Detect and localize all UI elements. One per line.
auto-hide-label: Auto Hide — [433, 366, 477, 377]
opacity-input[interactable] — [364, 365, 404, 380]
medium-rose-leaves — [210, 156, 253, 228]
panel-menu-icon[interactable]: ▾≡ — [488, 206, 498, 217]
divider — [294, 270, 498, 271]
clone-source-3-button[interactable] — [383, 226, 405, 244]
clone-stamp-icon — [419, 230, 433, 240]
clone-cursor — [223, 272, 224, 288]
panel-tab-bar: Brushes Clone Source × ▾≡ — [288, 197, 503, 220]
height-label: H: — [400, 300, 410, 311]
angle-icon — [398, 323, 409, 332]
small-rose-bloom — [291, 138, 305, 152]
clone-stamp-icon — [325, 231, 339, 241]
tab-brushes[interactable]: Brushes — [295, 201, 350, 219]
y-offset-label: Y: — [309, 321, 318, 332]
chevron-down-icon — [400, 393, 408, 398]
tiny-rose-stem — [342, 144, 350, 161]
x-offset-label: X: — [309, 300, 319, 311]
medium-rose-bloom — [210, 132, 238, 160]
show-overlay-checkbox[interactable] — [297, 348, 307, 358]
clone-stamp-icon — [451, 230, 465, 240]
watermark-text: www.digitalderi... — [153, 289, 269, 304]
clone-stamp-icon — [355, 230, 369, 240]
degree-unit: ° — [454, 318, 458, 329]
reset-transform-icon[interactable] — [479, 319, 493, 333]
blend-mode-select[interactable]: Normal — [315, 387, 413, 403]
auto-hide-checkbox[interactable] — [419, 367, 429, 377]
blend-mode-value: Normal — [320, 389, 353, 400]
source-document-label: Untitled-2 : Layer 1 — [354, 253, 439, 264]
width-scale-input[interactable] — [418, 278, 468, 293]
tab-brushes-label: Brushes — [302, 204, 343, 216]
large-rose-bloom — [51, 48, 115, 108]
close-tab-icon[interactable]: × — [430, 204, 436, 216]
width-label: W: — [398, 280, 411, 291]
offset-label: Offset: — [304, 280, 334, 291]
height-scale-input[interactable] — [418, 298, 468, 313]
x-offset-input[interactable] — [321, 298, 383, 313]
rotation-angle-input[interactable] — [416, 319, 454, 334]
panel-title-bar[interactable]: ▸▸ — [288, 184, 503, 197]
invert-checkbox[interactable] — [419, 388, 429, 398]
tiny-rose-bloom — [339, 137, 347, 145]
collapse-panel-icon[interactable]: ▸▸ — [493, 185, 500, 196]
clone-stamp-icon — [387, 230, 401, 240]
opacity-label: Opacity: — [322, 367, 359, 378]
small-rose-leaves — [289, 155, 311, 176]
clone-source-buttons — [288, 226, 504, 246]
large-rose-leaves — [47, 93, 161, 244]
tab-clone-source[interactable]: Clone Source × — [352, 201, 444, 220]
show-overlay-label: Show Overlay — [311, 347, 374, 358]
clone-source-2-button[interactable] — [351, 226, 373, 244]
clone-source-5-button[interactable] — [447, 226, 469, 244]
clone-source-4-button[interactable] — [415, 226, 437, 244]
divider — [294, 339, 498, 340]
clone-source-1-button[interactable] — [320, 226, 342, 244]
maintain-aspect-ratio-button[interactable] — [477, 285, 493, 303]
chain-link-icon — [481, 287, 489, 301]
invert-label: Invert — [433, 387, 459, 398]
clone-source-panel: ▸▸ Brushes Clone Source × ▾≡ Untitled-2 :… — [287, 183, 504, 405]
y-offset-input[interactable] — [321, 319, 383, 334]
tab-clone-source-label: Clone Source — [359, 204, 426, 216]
++++++++++
## DETTAGLI DELL'ESERCIZIO
Puoi ricopiare tutte le righe della voce qui sopra, senza cambiare nulla?

## ESITO DEL COMPITO
Detect and localize all UI elements. One per line.
auto-hide-label: Auto Hide — [433, 366, 477, 377]
opacity-input[interactable] — [364, 365, 404, 380]
medium-rose-leaves — [210, 156, 253, 228]
panel-menu-icon[interactable]: ▾≡ — [488, 206, 498, 217]
divider — [294, 270, 498, 271]
clone-source-3-button[interactable] — [383, 226, 405, 244]
clone-stamp-icon — [419, 230, 433, 240]
clone-cursor — [223, 272, 224, 288]
panel-tab-bar: Brushes Clone Source × ▾≡ — [288, 197, 503, 220]
height-label: H: — [400, 300, 410, 311]
angle-icon — [398, 323, 409, 332]
small-rose-bloom — [291, 138, 305, 152]
clone-stamp-icon — [325, 231, 339, 241]
tab-brushes[interactable]: Brushes — [295, 201, 350, 219]
y-offset-label: Y: — [309, 321, 318, 332]
chevron-down-icon — [400, 393, 408, 398]
tiny-rose-stem — [342, 144, 350, 161]
x-offset-label: X: — [309, 300, 319, 311]
medium-rose-bloom — [210, 132, 238, 160]
show-overlay-checkbox[interactable] — [297, 348, 307, 358]
clone-stamp-icon — [451, 230, 465, 240]
watermark-text: www.digitalderi... — [153, 289, 269, 304]
clone-stamp-icon — [355, 230, 369, 240]
degree-unit: ° — [454, 318, 458, 329]
reset-transform-icon[interactable] — [479, 319, 493, 333]
blend-mode-select[interactable]: Normal — [315, 387, 413, 403]
auto-hide-checkbox[interactable] — [419, 367, 429, 377]
blend-mode-value: Normal — [320, 389, 353, 400]
source-document-label: Untitled-2 : Layer 1 — [354, 253, 439, 264]
width-scale-input[interactable] — [418, 278, 468, 293]
tab-brushes-label: Brushes — [302, 204, 343, 216]
large-rose-bloom — [51, 48, 115, 108]
close-tab-icon[interactable]: × — [430, 204, 436, 216]
width-label: W: — [398, 280, 411, 291]
offset-label: Offset: — [304, 280, 334, 291]
height-scale-input[interactable] — [418, 298, 468, 313]
x-offset-input[interactable] — [321, 298, 383, 313]
rotation-angle-input[interactable] — [416, 319, 454, 334]
panel-title-bar[interactable]: ▸▸ — [288, 184, 503, 197]
invert-checkbox[interactable] — [419, 388, 429, 398]
tiny-rose-bloom — [339, 137, 347, 145]
collapse-panel-icon[interactable]: ▸▸ — [493, 185, 500, 196]
clone-stamp-icon — [387, 230, 401, 240]
opacity-label: Opacity: — [322, 367, 359, 378]
small-rose-leaves — [289, 155, 311, 176]
clone-source-buttons — [288, 226, 504, 246]
large-rose-leaves — [47, 93, 161, 244]
tab-clone-source[interactable]: Clone Source × — [352, 201, 444, 220]
show-overlay-label: Show Overlay — [311, 347, 374, 358]
clone-source-2-button[interactable] — [351, 226, 373, 244]
clone-source-5-button[interactable] — [447, 226, 469, 244]
clone-source-4-button[interactable] — [415, 226, 437, 244]
divider — [294, 339, 498, 340]
clone-source-1-button[interactable] — [320, 226, 342, 244]
maintain-aspect-ratio-button[interactable] — [477, 285, 493, 303]
chain-link-icon — [481, 287, 489, 301]
invert-label: Invert — [433, 387, 459, 398]
clone-source-panel: ▸▸ Brushes Clone Source × ▾≡ Untitled-2 :… — [287, 183, 504, 405]
y-offset-input[interactable] — [321, 319, 383, 334]
tab-clone-source-label: Clone Source — [359, 204, 426, 216]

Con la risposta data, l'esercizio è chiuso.